_THE PROBLEM_
Rewrite every line of the items below, substituting "modify-button" for each occurrence of "edit-button" and leaving everything else unchanged.
▬▬▬▬▬▬
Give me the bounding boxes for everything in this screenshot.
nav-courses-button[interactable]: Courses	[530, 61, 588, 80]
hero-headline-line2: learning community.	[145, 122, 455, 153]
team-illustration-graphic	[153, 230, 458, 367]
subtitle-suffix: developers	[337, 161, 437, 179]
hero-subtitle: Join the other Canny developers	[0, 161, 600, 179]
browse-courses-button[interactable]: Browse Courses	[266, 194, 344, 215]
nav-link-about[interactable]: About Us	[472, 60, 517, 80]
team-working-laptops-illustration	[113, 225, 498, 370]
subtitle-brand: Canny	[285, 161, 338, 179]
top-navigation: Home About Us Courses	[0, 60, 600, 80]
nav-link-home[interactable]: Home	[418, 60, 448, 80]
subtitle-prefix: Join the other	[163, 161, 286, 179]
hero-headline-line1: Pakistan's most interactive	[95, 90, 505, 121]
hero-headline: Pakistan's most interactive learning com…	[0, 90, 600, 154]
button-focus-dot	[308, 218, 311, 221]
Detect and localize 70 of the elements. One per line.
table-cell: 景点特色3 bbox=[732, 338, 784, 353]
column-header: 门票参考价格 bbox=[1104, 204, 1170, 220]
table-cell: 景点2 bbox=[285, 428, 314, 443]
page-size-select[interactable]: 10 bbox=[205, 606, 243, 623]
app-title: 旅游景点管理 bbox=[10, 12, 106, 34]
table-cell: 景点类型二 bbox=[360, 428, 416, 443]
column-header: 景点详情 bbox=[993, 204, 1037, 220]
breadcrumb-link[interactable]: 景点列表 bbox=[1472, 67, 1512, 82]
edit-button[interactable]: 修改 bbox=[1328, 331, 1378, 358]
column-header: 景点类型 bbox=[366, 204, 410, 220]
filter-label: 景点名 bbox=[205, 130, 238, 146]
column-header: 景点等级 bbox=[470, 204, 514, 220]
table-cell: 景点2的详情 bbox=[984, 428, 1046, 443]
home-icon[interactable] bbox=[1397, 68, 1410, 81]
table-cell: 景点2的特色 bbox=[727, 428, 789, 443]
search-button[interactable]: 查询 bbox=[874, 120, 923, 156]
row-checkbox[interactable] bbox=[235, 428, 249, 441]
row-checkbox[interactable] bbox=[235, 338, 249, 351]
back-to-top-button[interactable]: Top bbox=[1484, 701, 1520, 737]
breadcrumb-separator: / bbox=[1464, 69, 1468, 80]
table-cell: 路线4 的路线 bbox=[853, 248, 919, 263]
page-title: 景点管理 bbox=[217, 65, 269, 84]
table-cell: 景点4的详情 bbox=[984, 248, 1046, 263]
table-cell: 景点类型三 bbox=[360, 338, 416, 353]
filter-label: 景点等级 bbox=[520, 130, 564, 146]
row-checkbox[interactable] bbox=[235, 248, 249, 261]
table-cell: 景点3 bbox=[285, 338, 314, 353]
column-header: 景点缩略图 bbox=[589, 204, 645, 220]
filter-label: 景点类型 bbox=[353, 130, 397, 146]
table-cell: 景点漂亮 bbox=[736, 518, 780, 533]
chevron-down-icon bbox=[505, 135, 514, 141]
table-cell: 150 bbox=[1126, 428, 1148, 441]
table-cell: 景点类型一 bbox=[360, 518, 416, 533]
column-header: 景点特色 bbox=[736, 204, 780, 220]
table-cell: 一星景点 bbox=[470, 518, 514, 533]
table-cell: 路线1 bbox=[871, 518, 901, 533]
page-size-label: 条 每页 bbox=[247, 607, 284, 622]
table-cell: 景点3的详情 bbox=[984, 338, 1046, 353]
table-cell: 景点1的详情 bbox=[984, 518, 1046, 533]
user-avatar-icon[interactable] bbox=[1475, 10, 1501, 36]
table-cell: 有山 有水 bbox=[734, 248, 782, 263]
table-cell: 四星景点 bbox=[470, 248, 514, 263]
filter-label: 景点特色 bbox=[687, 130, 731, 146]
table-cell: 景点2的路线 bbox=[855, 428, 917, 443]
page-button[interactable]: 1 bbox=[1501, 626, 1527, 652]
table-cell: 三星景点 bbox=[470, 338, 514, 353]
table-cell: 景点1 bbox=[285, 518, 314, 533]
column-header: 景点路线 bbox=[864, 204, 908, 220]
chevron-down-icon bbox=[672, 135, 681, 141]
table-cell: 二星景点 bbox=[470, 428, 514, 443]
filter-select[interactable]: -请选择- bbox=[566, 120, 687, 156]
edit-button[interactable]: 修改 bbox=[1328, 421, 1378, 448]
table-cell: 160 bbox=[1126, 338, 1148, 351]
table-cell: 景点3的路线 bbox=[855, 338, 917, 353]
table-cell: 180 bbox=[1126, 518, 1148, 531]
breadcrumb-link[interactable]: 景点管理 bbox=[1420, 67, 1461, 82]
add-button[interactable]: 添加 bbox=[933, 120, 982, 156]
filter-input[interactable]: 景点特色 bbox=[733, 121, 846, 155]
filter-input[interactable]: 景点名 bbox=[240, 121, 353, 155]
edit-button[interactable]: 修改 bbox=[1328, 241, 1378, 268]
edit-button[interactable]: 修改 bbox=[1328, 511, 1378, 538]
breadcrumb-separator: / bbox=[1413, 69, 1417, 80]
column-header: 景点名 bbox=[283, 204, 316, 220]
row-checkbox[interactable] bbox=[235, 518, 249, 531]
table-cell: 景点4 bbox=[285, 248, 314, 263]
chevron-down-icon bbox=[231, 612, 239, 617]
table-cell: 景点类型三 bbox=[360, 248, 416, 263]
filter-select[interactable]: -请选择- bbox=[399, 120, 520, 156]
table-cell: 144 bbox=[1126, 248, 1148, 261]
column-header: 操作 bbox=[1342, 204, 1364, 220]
▬▬▬▬▬▬
_TASK RESPONSE_
Give me the bounding boxes for everything in this screenshot.
nav-courses-button[interactable]: Courses	[530, 61, 588, 80]
hero-headline-line2: learning community.	[145, 122, 455, 153]
team-illustration-graphic	[153, 230, 458, 367]
subtitle-suffix: developers	[337, 161, 437, 179]
hero-subtitle: Join the other Canny developers	[0, 161, 600, 179]
browse-courses-button[interactable]: Browse Courses	[266, 194, 344, 215]
nav-link-about[interactable]: About Us	[472, 60, 517, 80]
team-working-laptops-illustration	[113, 225, 498, 370]
subtitle-brand: Canny	[285, 161, 338, 179]
top-navigation: Home About Us Courses	[0, 60, 600, 80]
nav-link-home[interactable]: Home	[418, 60, 448, 80]
subtitle-prefix: Join the other	[163, 161, 286, 179]
hero-headline-line1: Pakistan's most interactive	[95, 90, 505, 121]
hero-headline: Pakistan's most interactive learning com…	[0, 90, 600, 154]
button-focus-dot	[308, 218, 311, 221]
Detect and localize 70 of the elements. One per line.
table-cell: 景点特色3 bbox=[732, 338, 784, 353]
column-header: 门票参考价格 bbox=[1104, 204, 1170, 220]
table-cell: 景点2 bbox=[285, 428, 314, 443]
page-size-select[interactable]: 10 bbox=[205, 606, 243, 623]
app-title: 旅游景点管理 bbox=[10, 12, 106, 34]
table-cell: 景点类型二 bbox=[360, 428, 416, 443]
column-header: 景点详情 bbox=[993, 204, 1037, 220]
breadcrumb-link[interactable]: 景点列表 bbox=[1472, 67, 1512, 82]
modify-button[interactable]: 修改 bbox=[1328, 331, 1378, 358]
column-header: 景点类型 bbox=[366, 204, 410, 220]
filter-label: 景点名 bbox=[205, 130, 238, 146]
column-header: 景点等级 bbox=[470, 204, 514, 220]
table-cell: 景点2的详情 bbox=[984, 428, 1046, 443]
home-icon[interactable] bbox=[1397, 68, 1410, 81]
table-cell: 景点2的特色 bbox=[727, 428, 789, 443]
search-button[interactable]: 查询 bbox=[874, 120, 923, 156]
row-checkbox[interactable] bbox=[235, 428, 249, 441]
row-checkbox[interactable] bbox=[235, 338, 249, 351]
back-to-top-button[interactable]: Top bbox=[1484, 701, 1520, 737]
breadcrumb-separator: / bbox=[1464, 69, 1468, 80]
table-cell: 路线4 的路线 bbox=[853, 248, 919, 263]
page-title: 景点管理 bbox=[217, 65, 269, 84]
table-cell: 景点4的详情 bbox=[984, 248, 1046, 263]
table-cell: 景点类型三 bbox=[360, 338, 416, 353]
filter-label: 景点等级 bbox=[520, 130, 564, 146]
row-checkbox[interactable] bbox=[235, 248, 249, 261]
table-cell: 景点3 bbox=[285, 338, 314, 353]
column-header: 景点缩略图 bbox=[589, 204, 645, 220]
filter-label: 景点类型 bbox=[353, 130, 397, 146]
table-cell: 景点漂亮 bbox=[736, 518, 780, 533]
chevron-down-icon bbox=[505, 135, 514, 141]
table-cell: 150 bbox=[1126, 428, 1148, 441]
table-cell: 景点类型一 bbox=[360, 518, 416, 533]
column-header: 景点特色 bbox=[736, 204, 780, 220]
table-cell: 一星景点 bbox=[470, 518, 514, 533]
table-cell: 路线1 bbox=[871, 518, 901, 533]
page-size-label: 条 每页 bbox=[247, 607, 284, 622]
table-cell: 景点3的详情 bbox=[984, 338, 1046, 353]
table-cell: 景点1的详情 bbox=[984, 518, 1046, 533]
user-avatar-icon[interactable] bbox=[1475, 10, 1501, 36]
table-cell: 有山 有水 bbox=[734, 248, 782, 263]
table-cell: 四星景点 bbox=[470, 248, 514, 263]
filter-label: 景点特色 bbox=[687, 130, 731, 146]
table-cell: 景点2的路线 bbox=[855, 428, 917, 443]
page-button[interactable]: 1 bbox=[1501, 626, 1527, 652]
table-cell: 三星景点 bbox=[470, 338, 514, 353]
table-cell: 景点1 bbox=[285, 518, 314, 533]
column-header: 景点路线 bbox=[864, 204, 908, 220]
chevron-down-icon bbox=[672, 135, 681, 141]
table-cell: 二星景点 bbox=[470, 428, 514, 443]
filter-select[interactable]: -请选择- bbox=[566, 120, 687, 156]
modify-button[interactable]: 修改 bbox=[1328, 421, 1378, 448]
table-cell: 160 bbox=[1126, 338, 1148, 351]
table-cell: 景点3的路线 bbox=[855, 338, 917, 353]
table-cell: 180 bbox=[1126, 518, 1148, 531]
breadcrumb-link[interactable]: 景点管理 bbox=[1420, 67, 1461, 82]
add-button[interactable]: 添加 bbox=[933, 120, 982, 156]
filter-input[interactable]: 景点特色 bbox=[733, 121, 846, 155]
filter-input[interactable]: 景点名 bbox=[240, 121, 353, 155]
modify-button[interactable]: 修改 bbox=[1328, 241, 1378, 268]
modify-button[interactable]: 修改 bbox=[1328, 511, 1378, 538]
breadcrumb-separator: / bbox=[1413, 69, 1417, 80]
column-header: 景点名 bbox=[283, 204, 316, 220]
row-checkbox[interactable] bbox=[235, 518, 249, 531]
table-cell: 景点4 bbox=[285, 248, 314, 263]
chevron-down-icon bbox=[231, 612, 239, 617]
table-cell: 景点类型三 bbox=[360, 248, 416, 263]
filter-select[interactable]: -请选择- bbox=[399, 120, 520, 156]
table-cell: 144 bbox=[1126, 248, 1148, 261]
column-header: 操作 bbox=[1342, 204, 1364, 220]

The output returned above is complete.